• Exercise passage:
++++++++++
Ut-Sin-Malikan’s story has been a quest for the Paul Family. His controversial death is covered in question marks. Family members even disagree with one another about his death.
The formation of Oregon and Washington state led to the treaty process between the United States and the Nez Perce Nation.
Governor Isaac I. Stevens negotiated with leaders from Umatilla, Yakama, Cayuse, Palouse and Nez Perce. Nez Perce leaders, including Ut-Sin-Malikan, agreed to cede 7.5 million acres of their land and kept their fishing and hunting rights in the Treaty of 1855.
In 1860, settlers discovered gold on the Nez Perce land and “gold seekers violate the treaty of 1855 by moving onto the designated lands of the treaty,” wrote Dr. Paul in her Nez Perce Paul Family research.
Instead of stopping the “trespassers” the federal government shrunk the Nez Perce lands by 90 percent in the 1863 Treaty, or “steal treaty,” according to the National Park Service. The Paul Family’s great great grandfather signed the treaty, but he soon realized that it was wrong to sell the lands of his brothers.
According to Dr. Paul’s research, this treaty is also known as the “sell out” treaty because it was signed by the treaty chiefs, who were Christians, without the non-treaty chiefs, who were not Christian.
At 75 years old, Ut-Sin-Malikan travels to Washington, D.C., to renegotiate the treaty with three other chiefs – Chief Lawyer, Chief Timothy and Chief Jason. And they don’t take the straight route. They take a steamboat to Portland, ride a steam ship to San Francisco, and hop on another steam ship to the Isthmus of Panama where they ride a train across the isthmus. Ut-Sin-Malikan “sees jungle for the first time in his life,” according to historian Alvin M. Josephy, Jr. in his 1997 book, “The Nez Perce Indians and the Opening of the Northwest.”
++++++++++
• Problem 1:
Duplicate the portion of the Ut-Sin-Malikan passage from "In 1860, settlers" up to and including "of his brothers.".
• Problem 2:
Condense the paragraph of the Ut-Sin-Malikan passage that begins "At 75 years old, Ut-Sin-Malikan travels" into a bulleted list that keeps its main facts.
• Problem 3:
According to the Ut-Sin-Malikan passage, Governor Isaac I. Stevens negotiated with leaders from several nations. List all of those nations.
The records are not required for any of the work on the Ut-Sin-Malikan passage.

• Stored data entries:
++++++++++
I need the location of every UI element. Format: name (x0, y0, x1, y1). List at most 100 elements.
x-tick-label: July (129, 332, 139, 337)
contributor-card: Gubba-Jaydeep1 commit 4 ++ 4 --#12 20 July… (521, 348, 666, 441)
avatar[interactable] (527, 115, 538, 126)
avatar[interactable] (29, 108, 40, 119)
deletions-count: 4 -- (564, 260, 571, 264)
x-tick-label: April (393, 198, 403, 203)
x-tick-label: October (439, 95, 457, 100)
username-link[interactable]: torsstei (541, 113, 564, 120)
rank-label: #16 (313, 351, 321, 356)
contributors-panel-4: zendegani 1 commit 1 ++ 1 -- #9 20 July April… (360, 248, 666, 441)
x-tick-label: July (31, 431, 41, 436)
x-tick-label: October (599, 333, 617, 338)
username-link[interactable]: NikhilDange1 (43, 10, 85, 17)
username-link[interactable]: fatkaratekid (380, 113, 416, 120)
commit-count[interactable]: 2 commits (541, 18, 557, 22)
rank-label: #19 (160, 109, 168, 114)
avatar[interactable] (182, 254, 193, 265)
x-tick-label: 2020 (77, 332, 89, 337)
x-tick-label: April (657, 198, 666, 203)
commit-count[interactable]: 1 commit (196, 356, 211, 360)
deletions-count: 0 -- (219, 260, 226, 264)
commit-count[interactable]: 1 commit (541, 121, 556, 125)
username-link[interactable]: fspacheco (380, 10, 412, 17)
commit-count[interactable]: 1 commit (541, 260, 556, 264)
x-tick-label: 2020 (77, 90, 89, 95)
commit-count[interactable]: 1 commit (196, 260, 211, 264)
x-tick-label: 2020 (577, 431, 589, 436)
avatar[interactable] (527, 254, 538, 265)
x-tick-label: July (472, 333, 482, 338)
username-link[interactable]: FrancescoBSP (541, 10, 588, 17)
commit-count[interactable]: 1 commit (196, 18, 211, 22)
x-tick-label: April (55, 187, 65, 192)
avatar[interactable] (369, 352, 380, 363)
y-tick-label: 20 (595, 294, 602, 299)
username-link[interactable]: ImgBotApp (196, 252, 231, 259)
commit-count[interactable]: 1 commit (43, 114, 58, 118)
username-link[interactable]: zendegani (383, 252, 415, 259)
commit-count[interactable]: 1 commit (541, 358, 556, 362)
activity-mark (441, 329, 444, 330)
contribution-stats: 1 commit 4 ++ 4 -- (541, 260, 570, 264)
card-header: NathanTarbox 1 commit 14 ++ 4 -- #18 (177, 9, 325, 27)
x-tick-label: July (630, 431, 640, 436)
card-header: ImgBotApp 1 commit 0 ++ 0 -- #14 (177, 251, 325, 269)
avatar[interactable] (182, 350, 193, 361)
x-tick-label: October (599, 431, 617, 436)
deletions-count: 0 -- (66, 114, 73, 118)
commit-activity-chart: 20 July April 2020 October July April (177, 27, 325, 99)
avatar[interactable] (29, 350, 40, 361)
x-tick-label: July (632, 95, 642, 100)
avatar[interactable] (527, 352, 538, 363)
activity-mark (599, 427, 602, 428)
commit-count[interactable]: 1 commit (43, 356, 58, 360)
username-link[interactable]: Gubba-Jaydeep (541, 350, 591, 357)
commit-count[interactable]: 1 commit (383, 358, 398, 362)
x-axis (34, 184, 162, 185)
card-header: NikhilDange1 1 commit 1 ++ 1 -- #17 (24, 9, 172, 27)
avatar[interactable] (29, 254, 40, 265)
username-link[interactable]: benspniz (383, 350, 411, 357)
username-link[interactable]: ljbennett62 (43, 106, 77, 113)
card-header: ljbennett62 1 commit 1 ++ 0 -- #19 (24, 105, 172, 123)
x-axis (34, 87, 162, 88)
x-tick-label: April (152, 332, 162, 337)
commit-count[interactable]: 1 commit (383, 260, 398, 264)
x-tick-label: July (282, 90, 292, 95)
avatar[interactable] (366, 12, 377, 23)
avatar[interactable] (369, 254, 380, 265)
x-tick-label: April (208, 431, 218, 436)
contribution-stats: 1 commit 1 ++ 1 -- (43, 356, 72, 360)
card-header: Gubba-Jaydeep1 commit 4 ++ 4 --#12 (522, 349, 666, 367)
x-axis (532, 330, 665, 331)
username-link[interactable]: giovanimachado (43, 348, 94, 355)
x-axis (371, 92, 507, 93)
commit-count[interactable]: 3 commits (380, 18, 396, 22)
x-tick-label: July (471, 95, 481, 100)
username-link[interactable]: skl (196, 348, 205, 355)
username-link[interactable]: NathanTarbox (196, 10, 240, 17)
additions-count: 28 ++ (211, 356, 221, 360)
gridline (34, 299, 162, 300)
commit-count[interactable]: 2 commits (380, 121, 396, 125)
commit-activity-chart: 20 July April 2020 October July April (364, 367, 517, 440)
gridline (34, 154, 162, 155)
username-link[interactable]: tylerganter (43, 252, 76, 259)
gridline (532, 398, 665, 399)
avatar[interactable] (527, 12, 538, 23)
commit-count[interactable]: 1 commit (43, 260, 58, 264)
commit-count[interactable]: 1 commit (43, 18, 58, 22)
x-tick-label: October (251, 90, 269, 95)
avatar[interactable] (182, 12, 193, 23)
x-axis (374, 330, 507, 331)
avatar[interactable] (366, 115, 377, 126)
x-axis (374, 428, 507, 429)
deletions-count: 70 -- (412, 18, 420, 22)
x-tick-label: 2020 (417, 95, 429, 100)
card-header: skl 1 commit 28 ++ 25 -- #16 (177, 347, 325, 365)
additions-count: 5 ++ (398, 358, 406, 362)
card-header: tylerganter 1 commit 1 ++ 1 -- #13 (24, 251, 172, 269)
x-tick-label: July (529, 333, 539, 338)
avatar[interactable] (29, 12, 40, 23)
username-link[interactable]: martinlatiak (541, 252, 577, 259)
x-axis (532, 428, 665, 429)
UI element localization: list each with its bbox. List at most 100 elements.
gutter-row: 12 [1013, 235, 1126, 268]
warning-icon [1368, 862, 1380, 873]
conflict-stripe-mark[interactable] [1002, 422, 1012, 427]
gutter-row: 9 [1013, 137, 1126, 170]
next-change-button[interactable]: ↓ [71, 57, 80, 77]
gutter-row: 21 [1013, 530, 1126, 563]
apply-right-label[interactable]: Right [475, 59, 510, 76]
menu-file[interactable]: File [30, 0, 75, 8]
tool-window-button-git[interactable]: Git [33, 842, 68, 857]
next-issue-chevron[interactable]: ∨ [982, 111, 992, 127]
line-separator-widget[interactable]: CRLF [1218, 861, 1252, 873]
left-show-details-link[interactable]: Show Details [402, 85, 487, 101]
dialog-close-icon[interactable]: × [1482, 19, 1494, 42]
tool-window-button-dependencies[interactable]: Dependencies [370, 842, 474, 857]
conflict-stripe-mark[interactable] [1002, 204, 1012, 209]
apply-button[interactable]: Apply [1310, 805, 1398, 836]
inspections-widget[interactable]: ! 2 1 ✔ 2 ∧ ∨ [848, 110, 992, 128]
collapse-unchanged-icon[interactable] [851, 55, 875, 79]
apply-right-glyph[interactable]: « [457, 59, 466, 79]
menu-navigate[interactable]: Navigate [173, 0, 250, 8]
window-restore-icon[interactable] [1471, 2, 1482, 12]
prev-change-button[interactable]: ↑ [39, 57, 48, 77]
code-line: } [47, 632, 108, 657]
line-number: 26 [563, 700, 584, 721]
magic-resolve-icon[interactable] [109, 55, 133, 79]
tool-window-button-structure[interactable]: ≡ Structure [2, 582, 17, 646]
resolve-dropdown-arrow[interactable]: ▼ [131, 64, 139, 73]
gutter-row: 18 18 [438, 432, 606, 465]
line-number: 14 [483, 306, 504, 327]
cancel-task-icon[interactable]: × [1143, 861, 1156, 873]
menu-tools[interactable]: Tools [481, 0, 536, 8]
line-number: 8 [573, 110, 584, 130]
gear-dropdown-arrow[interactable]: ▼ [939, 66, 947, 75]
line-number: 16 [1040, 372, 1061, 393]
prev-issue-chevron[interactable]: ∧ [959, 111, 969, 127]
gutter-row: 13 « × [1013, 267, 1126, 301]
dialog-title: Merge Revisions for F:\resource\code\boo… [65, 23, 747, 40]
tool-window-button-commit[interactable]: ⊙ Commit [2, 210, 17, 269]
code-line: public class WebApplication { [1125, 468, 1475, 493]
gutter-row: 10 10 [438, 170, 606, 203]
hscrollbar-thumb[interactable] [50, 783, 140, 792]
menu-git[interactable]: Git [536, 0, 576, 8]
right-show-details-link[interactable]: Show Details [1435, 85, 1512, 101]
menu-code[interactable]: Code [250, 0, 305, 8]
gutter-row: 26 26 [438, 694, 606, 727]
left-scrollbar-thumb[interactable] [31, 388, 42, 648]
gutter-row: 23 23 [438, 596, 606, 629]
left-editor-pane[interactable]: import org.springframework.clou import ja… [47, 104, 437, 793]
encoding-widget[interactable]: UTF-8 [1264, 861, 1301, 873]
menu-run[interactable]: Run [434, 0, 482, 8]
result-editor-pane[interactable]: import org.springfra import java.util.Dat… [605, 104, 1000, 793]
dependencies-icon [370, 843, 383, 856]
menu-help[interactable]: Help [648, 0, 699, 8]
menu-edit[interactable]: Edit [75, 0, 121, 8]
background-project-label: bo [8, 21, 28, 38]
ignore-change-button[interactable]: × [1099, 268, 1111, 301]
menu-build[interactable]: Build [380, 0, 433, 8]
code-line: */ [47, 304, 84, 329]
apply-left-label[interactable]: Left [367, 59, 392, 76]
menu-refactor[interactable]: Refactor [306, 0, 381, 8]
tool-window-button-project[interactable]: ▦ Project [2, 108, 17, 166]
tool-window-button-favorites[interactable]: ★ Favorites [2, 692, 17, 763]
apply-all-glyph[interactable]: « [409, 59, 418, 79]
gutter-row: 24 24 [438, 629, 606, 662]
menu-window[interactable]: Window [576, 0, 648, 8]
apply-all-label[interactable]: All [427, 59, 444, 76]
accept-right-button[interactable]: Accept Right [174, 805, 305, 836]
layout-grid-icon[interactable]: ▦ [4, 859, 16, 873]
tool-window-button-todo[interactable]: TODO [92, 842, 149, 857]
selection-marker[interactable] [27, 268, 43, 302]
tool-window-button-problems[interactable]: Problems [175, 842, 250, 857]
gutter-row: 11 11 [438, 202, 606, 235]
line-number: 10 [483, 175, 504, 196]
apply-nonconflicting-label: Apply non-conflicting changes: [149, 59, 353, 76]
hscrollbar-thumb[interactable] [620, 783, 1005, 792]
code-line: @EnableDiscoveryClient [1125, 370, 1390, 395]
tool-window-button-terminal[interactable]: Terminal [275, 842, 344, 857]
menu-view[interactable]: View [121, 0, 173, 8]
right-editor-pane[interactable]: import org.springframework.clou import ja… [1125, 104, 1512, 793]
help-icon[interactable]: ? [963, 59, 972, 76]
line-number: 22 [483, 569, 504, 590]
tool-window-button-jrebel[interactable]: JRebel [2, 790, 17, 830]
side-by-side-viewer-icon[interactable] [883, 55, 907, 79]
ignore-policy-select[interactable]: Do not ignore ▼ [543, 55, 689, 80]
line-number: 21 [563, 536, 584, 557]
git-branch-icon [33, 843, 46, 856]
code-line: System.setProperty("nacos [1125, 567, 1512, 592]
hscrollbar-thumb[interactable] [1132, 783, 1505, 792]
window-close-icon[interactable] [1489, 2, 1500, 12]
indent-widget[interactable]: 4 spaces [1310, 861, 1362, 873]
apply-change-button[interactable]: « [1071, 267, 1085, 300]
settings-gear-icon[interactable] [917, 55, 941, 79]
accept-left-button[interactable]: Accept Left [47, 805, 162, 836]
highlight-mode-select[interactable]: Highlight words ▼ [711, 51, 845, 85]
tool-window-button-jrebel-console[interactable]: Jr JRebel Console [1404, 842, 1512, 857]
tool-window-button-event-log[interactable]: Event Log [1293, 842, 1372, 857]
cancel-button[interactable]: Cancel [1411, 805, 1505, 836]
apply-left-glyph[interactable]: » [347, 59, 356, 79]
++++++++++
• Your response 1:
In 1860, settlers discovered gold on the Nez Perce land and “gold seekers violate the treaty of 1855 by moving onto the designated lands of the treaty,” wrote Dr. Paul in her Nez Perce Paul Family research.
Instead of stopping the “trespassers” the federal government shrunk the Nez Perce lands by 90 percent in the 1863 Treaty, or “steal treaty,” according to the National Park Service. The Paul Family’s great great grandfather signed the treaty, but he soon realized that it was wrong to sell the lands of his brothers.

• Your response 2:
- At 75 years old, Ut-Sin-Malikan travels to Washington, D.C., with Chief Lawyer, Chief Timothy and Chief Jason to renegotiate the treaty.
- They take an indirect route: a steamboat to Portland, a steam ship to San Francisco, another steam ship to the Isthmus of Panama, and a train across the isthmus.
- Historian Alvin M. Josephy, Jr., writes in his 1997 book "The Nez Perce Indians and the Opening of the Northwest" that Ut-Sin-Malikan sees jungle for the first time in his life.

• Your response 3:
- Umatilla
- Yakama
- Cayuse
- Palouse
- Nez Perce